◆ Directions
Please copy each line of the data that includes the string "values".

(Items listed in a dataset)
*** Begin section ***

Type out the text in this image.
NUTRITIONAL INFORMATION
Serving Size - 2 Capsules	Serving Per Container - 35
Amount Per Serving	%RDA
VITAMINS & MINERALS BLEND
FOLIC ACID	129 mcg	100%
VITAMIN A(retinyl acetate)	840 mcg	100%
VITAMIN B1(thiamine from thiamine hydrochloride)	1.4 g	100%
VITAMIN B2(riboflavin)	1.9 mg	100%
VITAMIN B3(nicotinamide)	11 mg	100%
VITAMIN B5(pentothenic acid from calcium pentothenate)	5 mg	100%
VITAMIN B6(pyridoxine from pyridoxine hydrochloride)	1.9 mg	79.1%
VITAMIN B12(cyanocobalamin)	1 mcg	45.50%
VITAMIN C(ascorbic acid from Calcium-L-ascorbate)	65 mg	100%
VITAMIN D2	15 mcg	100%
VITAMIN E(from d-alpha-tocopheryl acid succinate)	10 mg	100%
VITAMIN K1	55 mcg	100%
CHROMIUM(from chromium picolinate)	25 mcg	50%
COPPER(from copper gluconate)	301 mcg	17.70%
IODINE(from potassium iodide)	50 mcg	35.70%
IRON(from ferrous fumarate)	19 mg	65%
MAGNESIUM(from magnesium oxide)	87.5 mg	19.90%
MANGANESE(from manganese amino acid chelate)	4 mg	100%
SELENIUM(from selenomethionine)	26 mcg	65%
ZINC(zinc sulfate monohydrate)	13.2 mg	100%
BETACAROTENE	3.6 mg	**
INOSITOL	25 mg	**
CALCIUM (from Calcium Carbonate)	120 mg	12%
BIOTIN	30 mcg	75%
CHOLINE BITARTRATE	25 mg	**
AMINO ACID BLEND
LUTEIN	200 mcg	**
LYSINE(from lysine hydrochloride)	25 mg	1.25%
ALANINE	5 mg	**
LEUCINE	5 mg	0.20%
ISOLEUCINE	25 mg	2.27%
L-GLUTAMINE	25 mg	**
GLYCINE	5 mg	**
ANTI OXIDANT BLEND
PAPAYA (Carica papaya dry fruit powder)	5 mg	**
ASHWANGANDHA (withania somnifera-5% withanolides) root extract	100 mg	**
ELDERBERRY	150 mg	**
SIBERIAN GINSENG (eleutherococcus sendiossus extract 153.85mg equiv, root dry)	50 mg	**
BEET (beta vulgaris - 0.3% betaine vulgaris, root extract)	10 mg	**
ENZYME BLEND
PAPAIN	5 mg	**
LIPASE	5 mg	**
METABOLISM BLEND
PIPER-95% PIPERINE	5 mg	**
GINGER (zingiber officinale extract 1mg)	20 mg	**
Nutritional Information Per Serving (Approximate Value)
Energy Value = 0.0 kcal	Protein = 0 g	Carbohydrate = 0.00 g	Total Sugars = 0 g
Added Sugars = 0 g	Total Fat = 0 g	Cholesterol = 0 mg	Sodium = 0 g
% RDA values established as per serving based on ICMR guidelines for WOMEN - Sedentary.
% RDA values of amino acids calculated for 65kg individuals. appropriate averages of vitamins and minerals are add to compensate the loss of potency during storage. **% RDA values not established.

*** End section ***

◆ Result for this task
% RDA values established as per serving based on ICMR guidelines for WOMEN - Sedentary.
% RDA values of amino acids calculated for 65kg individuals. appropriate averages of vitamins and minerals are add to compensate the loss of potency during storage. **% RDA values not established.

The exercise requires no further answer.